→ Aim of the task
Spot each line that carries the word "name"; copy those lines.

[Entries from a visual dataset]
•••

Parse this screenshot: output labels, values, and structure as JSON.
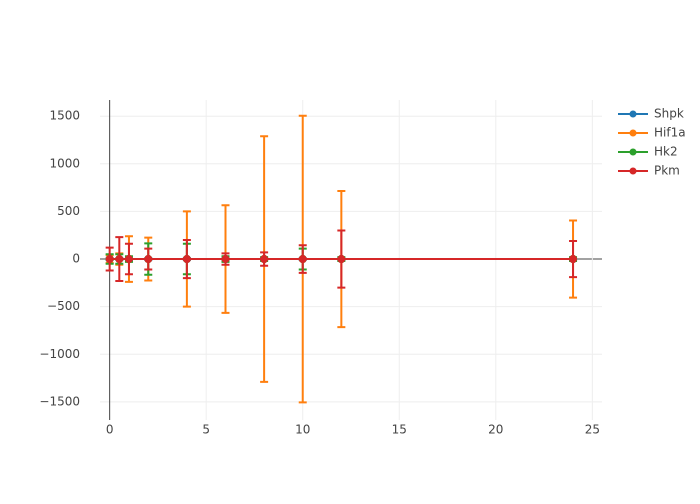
{
  "chart_data": {
    "type": "line",
    "x": [
      0,
      0.5,
      1,
      2,
      4,
      6,
      8,
      10,
      12,
      24
    ],
    "series": [
      {
        "name": "Shpk",
        "color": "#1f77b4",
        "values": [
          0,
          0,
          0,
          0,
          0,
          0,
          0,
          0,
          0,
          0
        ],
        "errors": [
          10,
          10,
          10,
          10,
          10,
          10,
          10,
          10,
          10,
          10
        ]
      },
      {
        "name": "Hif1a",
        "color": "#ff7f0e",
        "values": [
          0,
          0,
          0,
          0,
          0,
          0,
          0,
          0,
          0,
          0
        ],
        "errors": [
          40,
          60,
          240,
          225,
          500,
          565,
          1290,
          1505,
          715,
          405
        ]
      },
      {
        "name": "Hk2",
        "color": "#2ca02c",
        "values": [
          0,
          0,
          0,
          0,
          0,
          0,
          0,
          0,
          0,
          0
        ],
        "errors": [
          50,
          50,
          30,
          165,
          160,
          30,
          20,
          110,
          20,
          20
        ]
      },
      {
        "name": "Pkm",
        "color": "#d62728",
        "values": [
          0,
          0,
          0,
          0,
          0,
          0,
          0,
          0,
          0,
          0
        ],
        "errors": [
          120,
          230,
          160,
          110,
          200,
          60,
          70,
          145,
          300,
          190
        ]
      }
    ],
    "xlim": [
      -0.5,
      25.5
    ],
    "ylim": [
      -1690,
      1670
    ],
    "xticks": [
      0,
      5,
      10,
      15,
      20,
      25
    ],
    "yticks": [
      {
        "value": -1500,
        "label": "−1500"
      },
      {
        "value": -1000,
        "label": "−1000"
      },
      {
        "value": -500,
        "label": "−500"
      },
      0,
      500,
      1000,
      1500
    ],
    "grid": true,
    "legend": "top-right"
  }
}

•••

→ Solution to this task
        "name": "Shpk",
        "name": "Hif1a",
        "name": "Hk2",
        "name": "Pkm",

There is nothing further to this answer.